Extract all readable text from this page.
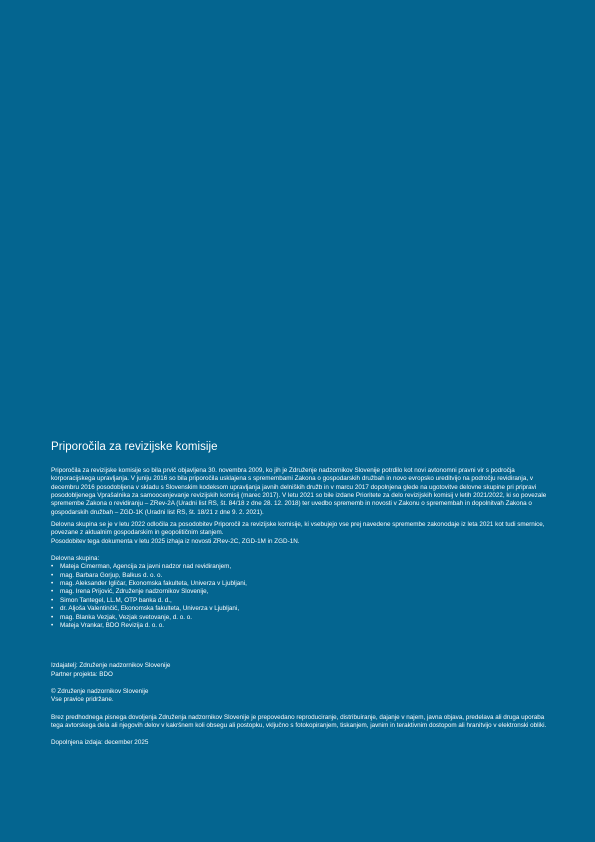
Priporočila za revizijske komisije

Priporočila za revizijske komisije so bila prvič objavljena 30. novembra 2009, ko jih je Združenje nadzornikov Slovenije potrdilo kot novi avtonomni pravni vir s področja korporacijskega upravljanja. V juniju 2016 so bila priporočila usklajena s spremembami Zakona o gospodarskih družbah in novo evropsko ureditvijo na področju revidiranja, v decembru 2016 posodobljena v skladu s Slovenskim kodeksom upravljanja javnih delniških družb in v marcu 2017 dopolnjena glede na ugotovitve delovne skupine pri pripravi posodobljenega Vprašalnika za samoocenjevanje revizijskih komisij (marec 2017). V letu 2021 so bile izdane Prioritete za delo revizijskih komisij v letih 2021/2022, ki so povezale spremembe Zakona o revidiranju – ZRev-2A (Uradni list RS, št. 84/18 z dne 28. 12. 2018) ter uvedbo sprememb in novosti v Zakonu o spremembah in dopolnitvah Zakona o gospodarskih družbah – ZGD-1K (Uradni list RS, št. 18/21 z dne 9. 2. 2021).

Delovna skupina se je v letu 2022 odločila za posodobitev Priporočil za revizijske komisije, ki vsebujejo vse prej navedene spremembe zakonodaje iz leta 2021 kot tudi smernice, povezane z aktualnim gospodarskim in geopolitičnim stanjem.

Posodobitev tega dokumenta v letu 2025 izhaja iz novosti ZRev-2C, ZGD-1M in ZGD-1N.

Delovna skupina:

• Mateja Cimerman, Agencija za javni nadzor nad revidiranjem,
• mag. Barbara Gorjup, Balkus d. o. o.
• mag. Aleksander Igličar, Ekonomska fakulteta, Univerza v Ljubljani,
• mag. Irena Prijović, Združenje nadzornikov Slovenije,
• Simon Tantegel, LL.M, OTP banka d. d.,
• dr. Aljoša Valentinčič, Ekonomska fakulteta, Univerza v Ljubljani,
• mag. Blanka Vezjak, Vezjak svetovanje, d. o. o.
• Mateja Vrankar, BDO Revizija d. o. o.

Izdajatelj: Združenje nadzornikov Slovenije

Partner projekta: BDO

© Združenje nadzornikov Slovenije

Vse pravice pridržane.

Brez predhodnega pisnega dovoljenja Združenja nadzornikov Slovenije je prepovedano reproduciranje, distribuiranje, dajanje v najem, javna objava, predelava ali druga uporaba tega avtorskega dela ali njegovih delov v kakršnem koli obsegu ali postopku, vključno s fotokopiranjem, tiskanjem, javnim in teraktivnim dostopom ali hranitvijo v elektronski obliki.

Dopolnjena izdaja: december 2025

━━━

[WHAT YOU HAVE TO DO]
Each record above must be returned exactly as written, with its pictures omitted.

[FINAL RESULT]
Extract all readable text from this page.
Priporočila za revizijske komisije

Priporočila za revizijske komisije so bila prvič objavljena 30. novembra 2009, ko jih je Združenje nadzornikov Slovenije potrdilo kot novi avtonomni pravni vir s področja korporacijskega upravljanja. V juniju 2016 so bila priporočila usklajena s spremembami Zakona o gospodarskih družbah in novo evropsko ureditvijo na področju revidiranja, v decembru 2016 posodobljena v skladu s Slovenskim kodeksom upravljanja javnih delniških družb in v marcu 2017 dopolnjena glede na ugotovitve delovne skupine pri pripravi posodobljenega Vprašalnika za samoocenjevanje revizijskih komisij (marec 2017). V letu 2021 so bile izdane Prioritete za delo revizijskih komisij v letih 2021/2022, ki so povezale spremembe Zakona o revidiranju – ZRev-2A (Uradni list RS, št. 84/18 z dne 28. 12. 2018) ter uvedbo sprememb in novosti v Zakonu o spremembah in dopolnitvah Zakona o gospodarskih družbah – ZGD-1K (Uradni list RS, št. 18/21 z dne 9. 2. 2021).

Delovna skupina se je v letu 2022 odločila za posodobitev Priporočil za revizijske komisije, ki vsebujejo vse prej navedene spremembe zakonodaje iz leta 2021 kot tudi smernice, povezane z aktualnim gospodarskim in geopolitičnim stanjem.

Posodobitev tega dokumenta v letu 2025 izhaja iz novosti ZRev-2C, ZGD-1M in ZGD-1N.

Delovna skupina:

• Mateja Cimerman, Agencija za javni nadzor nad revidiranjem,
• mag. Barbara Gorjup, Balkus d. o. o.
• mag. Aleksander Igličar, Ekonomska fakulteta, Univerza v Ljubljani,
• mag. Irena Prijović, Združenje nadzornikov Slovenije,
• Simon Tantegel, LL.M, OTP banka d. d.,
• dr. Aljoša Valentinčič, Ekonomska fakulteta, Univerza v Ljubljani,
• mag. Blanka Vezjak, Vezjak svetovanje, d. o. o.
• Mateja Vrankar, BDO Revizija d. o. o.

Izdajatelj: Združenje nadzornikov Slovenije

Partner projekta: BDO

© Združenje nadzornikov Slovenije

Vse pravice pridržane.

Brez predhodnega pisnega dovoljenja Združenja nadzornikov Slovenije je prepovedano reproduciranje, distribuiranje, dajanje v najem, javna objava, predelava ali druga uporaba tega avtorskega dela ali njegovih delov v kakršnem koli obsegu ali postopku, vključno s fotokopiranjem, tiskanjem, javnim in teraktivnim dostopom ali hranitvijo v elektronski obliki.

Dopolnjena izdaja: december 2025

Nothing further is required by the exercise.